Keep the pictures out and restate every record exactly.

######

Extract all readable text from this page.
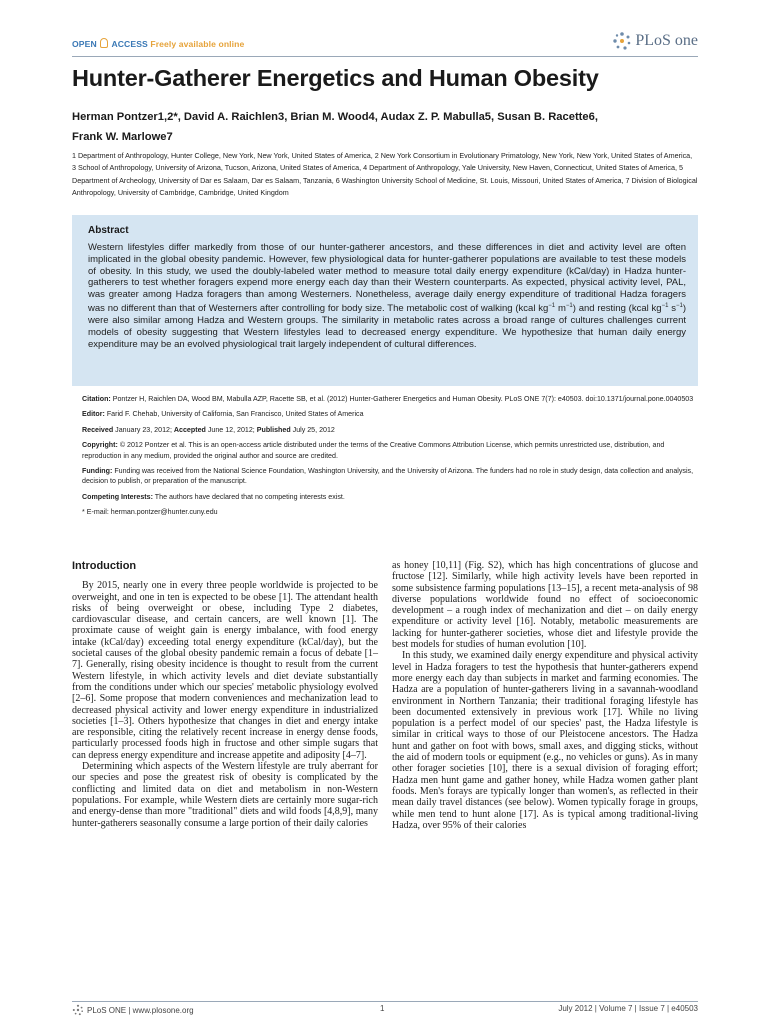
OPEN ACCESS Freely available online	PLoS one
Hunter-Gatherer Energetics and Human Obesity
Herman Pontzer1,2*, David A. Raichlen3, Brian M. Wood4, Audax Z. P. Mabulla5, Susan B. Racette6,
Frank W. Marlowe7
1 Department of Anthropology, Hunter College, New York, New York, United States of America, 2 New York Consortium in Evolutionary Primatology, New York, New York, United States of America, 3 School of Anthropology, University of Arizona, Tucson, Arizona, United States of America, 4 Department of Anthropology, Yale University, New Haven, Connecticut, United States of America, 5 Department of Archeology, University of Dar es Salaam, Dar es Salaam, Tanzania, 6 Washington University School of Medicine, St. Louis, Missouri, United States of America, 7 Division of Biological Anthropology, University of Cambridge, Cambridge, United Kingdom
Abstract
Western lifestyles differ markedly from those of our hunter-gatherer ancestors, and these differences in diet and activity level are often implicated in the global obesity pandemic. However, few physiological data for hunter-gatherer populations are available to test these models of obesity. In this study, we used the doubly-labeled water method to measure total daily energy expenditure (kCal/day) in Hadza hunter-gatherers to test whether foragers expend more energy each day than their Western counterparts. As expected, physical activity level, PAL, was greater among Hadza foragers than among Westerners. Nonetheless, average daily energy expenditure of traditional Hadza foragers was no different than that of Westerners after controlling for body size. The metabolic cost of walking (kcal $kg^{-1}$ $m^{-1}$) and resting (kcal $kg^{-1}$ $s^{-1}$) were also similar among Hadza and Western groups. The similarity in metabolic rates across a broad range of cultures challenges current models of obesity suggesting that Western lifestyles lead to decreased energy expenditure. We hypothesize that human daily energy expenditure may be an evolved physiological trait largely independent of cultural differences.

Citation: Pontzer H, Raichlen DA, Wood BM, Mabulla AZP, Racette SB, et al. (2012) Hunter-Gatherer Energetics and Human Obesity. PLoS ONE 7(7): e40503. doi:10.1371/journal.pone.0040503

Editor: Farid F. Chehab, University of California, San Francisco, United States of America

Received January 23, 2012; Accepted June 12, 2012; Published July 25, 2012

Copyright: © 2012 Pontzer et al. This is an open-access article distributed under the terms of the Creative Commons Attribution License, which permits unrestricted use, distribution, and reproduction in any medium, provided the original author and source are credited.

Funding: Funding was received from the National Science Foundation, Washington University, and the University of Arizona. The funders had no role in study design, data collection and analysis, decision to publish, or preparation of the manuscript.

Competing Interests: The authors have declared that no competing interests exist.

* E-mail: herman.pontzer@hunter.cuny.edu

Introduction

By 2015, nearly one in every three people worldwide is projected to be overweight, and one in ten is expected to be obese [1]. The attendant health risks of being overweight or obese, including Type 2 diabetes, cardiovascular disease, and certain cancers, are well known [1]. The proximate cause of weight gain is energy imbalance, with food energy intake (kCal/day) exceeding total energy expenditure (kCal/day), but the societal causes of the global obesity pandemic remain a focus of debate [1–7]. Generally, rising obesity incidence is thought to result from the current Western lifestyle, in which activity levels and diet deviate substantially from the conditions under which our species' metabolic physiology evolved [2–6]. Some propose that modern conveniences and mechanization lead to decreased physical activity and lower energy expenditure in industrialized societies [1–3]. Others hypothesize that changes in diet and energy intake are responsible, citing the relatively recent increase in energy dense foods, particularly processed foods high in fructose and other simple sugars that can depress energy expenditure and increase appetite and adiposity [4–7].

Determining which aspects of the Western lifestyle are truly aberrant for our species and pose the greatest risk of obesity is complicated by the conflicting and limited data on diet and metabolism in non-Western populations. For example, while Western diets are certainly more sugar-rich and energy-dense than more "traditional" diets and wild foods [4,8,9], many hunter-gatherers seasonally consume a large portion of their daily calories

as honey [10,11] (Fig. S2), which has high concentrations of glucose and fructose [12]. Similarly, while high activity levels have been reported in some subsistence farming populations [13–15], a recent meta-analysis of 98 diverse populations worldwide found no effect of socioeconomic development – a rough index of mechanization and diet – on daily energy expenditure or activity level [16]. Notably, metabolic measurements are lacking for hunter-gatherer societies, whose diet and lifestyle provide the best models for studies of human evolution [10].

In this study, we examined daily energy expenditure and physical activity level in Hadza foragers to test the hypothesis that hunter-gatherers expend more energy each day than subjects in market and farming economies. The Hadza are a population of hunter-gatherers living in a savannah-woodland environment in Northern Tanzania; their traditional foraging lifestyle has been documented extensively in previous work [17]. While no living population is a perfect model of our species' past, the Hadza lifestyle is similar in critical ways to those of our Pleistocene ancestors. The Hadza hunt and gather on foot with bows, small axes, and digging sticks, without the aid of modern tools or equipment (e.g., no vehicles or guns). As in many other forager societies [10], there is a sexual division of foraging effort; Hadza men hunt game and gather honey, while Hadza women gather plant foods. Men's forays are typically longer than women's, as reflected in their mean daily travel distances (see below). Women typically forage in groups, while men tend to hunt alone [17]. As is typical among traditional-living Hadza, over 95% of their calories

PLoS ONE | www.plosone.org	1	July 2012 | Volume 7 | Issue 7 | e40503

######

TASK RESULT:
Extract all readable text from this page.
OPEN ACCESS Freely available online	PLoS one
Hunter-Gatherer Energetics and Human Obesity
Herman Pontzer1,2*, David A. Raichlen3, Brian M. Wood4, Audax Z. P. Mabulla5, Susan B. Racette6,
Frank W. Marlowe7
1 Department of Anthropology, Hunter College, New York, New York, United States of America, 2 New York Consortium in Evolutionary Primatology, New York, New York, United States of America, 3 School of Anthropology, University of Arizona, Tucson, Arizona, United States of America, 4 Department of Anthropology, Yale University, New Haven, Connecticut, United States of America, 5 Department of Archeology, University of Dar es Salaam, Dar es Salaam, Tanzania, 6 Washington University School of Medicine, St. Louis, Missouri, United States of America, 7 Division of Biological Anthropology, University of Cambridge, Cambridge, United Kingdom
Abstract
Western lifestyles differ markedly from those of our hunter-gatherer ancestors, and these differences in diet and activity level are often implicated in the global obesity pandemic. However, few physiological data for hunter-gatherer populations are available to test these models of obesity. In this study, we used the doubly-labeled water method to measure total daily energy expenditure (kCal/day) in Hadza hunter-gatherers to test whether foragers expend more energy each day than their Western counterparts. As expected, physical activity level, PAL, was greater among Hadza foragers than among Westerners. Nonetheless, average daily energy expenditure of traditional Hadza foragers was no different than that of Westerners after controlling for body size. The metabolic cost of walking (kcal $kg^{-1}$ $m^{-1}$) and resting (kcal $kg^{-1}$ $s^{-1}$) were also similar among Hadza and Western groups. The similarity in metabolic rates across a broad range of cultures challenges current models of obesity suggesting that Western lifestyles lead to decreased energy expenditure. We hypothesize that human daily energy expenditure may be an evolved physiological trait largely independent of cultural differences.

Citation: Pontzer H, Raichlen DA, Wood BM, Mabulla AZP, Racette SB, et al. (2012) Hunter-Gatherer Energetics and Human Obesity. PLoS ONE 7(7): e40503. doi:10.1371/journal.pone.0040503

Editor: Farid F. Chehab, University of California, San Francisco, United States of America

Received January 23, 2012; Accepted June 12, 2012; Published July 25, 2012

Copyright: © 2012 Pontzer et al. This is an open-access article distributed under the terms of the Creative Commons Attribution License, which permits unrestricted use, distribution, and reproduction in any medium, provided the original author and source are credited.

Funding: Funding was received from the National Science Foundation, Washington University, and the University of Arizona. The funders had no role in study design, data collection and analysis, decision to publish, or preparation of the manuscript.

Competing Interests: The authors have declared that no competing interests exist.

* E-mail: herman.pontzer@hunter.cuny.edu

Introduction

By 2015, nearly one in every three people worldwide is projected to be overweight, and one in ten is expected to be obese [1]. The attendant health risks of being overweight or obese, including Type 2 diabetes, cardiovascular disease, and certain cancers, are well known [1]. The proximate cause of weight gain is energy imbalance, with food energy intake (kCal/day) exceeding total energy expenditure (kCal/day), but the societal causes of the global obesity pandemic remain a focus of debate [1–7]. Generally, rising obesity incidence is thought to result from the current Western lifestyle, in which activity levels and diet deviate substantially from the conditions under which our species' metabolic physiology evolved [2–6]. Some propose that modern conveniences and mechanization lead to decreased physical activity and lower energy expenditure in industrialized societies [1–3]. Others hypothesize that changes in diet and energy intake are responsible, citing the relatively recent increase in energy dense foods, particularly processed foods high in fructose and other simple sugars that can depress energy expenditure and increase appetite and adiposity [4–7].

Determining which aspects of the Western lifestyle are truly aberrant for our species and pose the greatest risk of obesity is complicated by the conflicting and limited data on diet and metabolism in non-Western populations. For example, while Western diets are certainly more sugar-rich and energy-dense than more "traditional" diets and wild foods [4,8,9], many hunter-gatherers seasonally consume a large portion of their daily calories

as honey [10,11] (Fig. S2), which has high concentrations of glucose and fructose [12]. Similarly, while high activity levels have been reported in some subsistence farming populations [13–15], a recent meta-analysis of 98 diverse populations worldwide found no effect of socioeconomic development – a rough index of mechanization and diet – on daily energy expenditure or activity level [16]. Notably, metabolic measurements are lacking for hunter-gatherer societies, whose diet and lifestyle provide the best models for studies of human evolution [10].

In this study, we examined daily energy expenditure and physical activity level in Hadza foragers to test the hypothesis that hunter-gatherers expend more energy each day than subjects in market and farming economies. The Hadza are a population of hunter-gatherers living in a savannah-woodland environment in Northern Tanzania; their traditional foraging lifestyle has been documented extensively in previous work [17]. While no living population is a perfect model of our species' past, the Hadza lifestyle is similar in critical ways to those of our Pleistocene ancestors. The Hadza hunt and gather on foot with bows, small axes, and digging sticks, without the aid of modern tools or equipment (e.g., no vehicles or guns). As in many other forager societies [10], there is a sexual division of foraging effort; Hadza men hunt game and gather honey, while Hadza women gather plant foods. Men's forays are typically longer than women's, as reflected in their mean daily travel distances (see below). Women typically forage in groups, while men tend to hunt alone [17]. As is typical among traditional-living Hadza, over 95% of their calories

PLoS ONE | www.plosone.org	1	July 2012 | Volume 7 | Issue 7 | e40503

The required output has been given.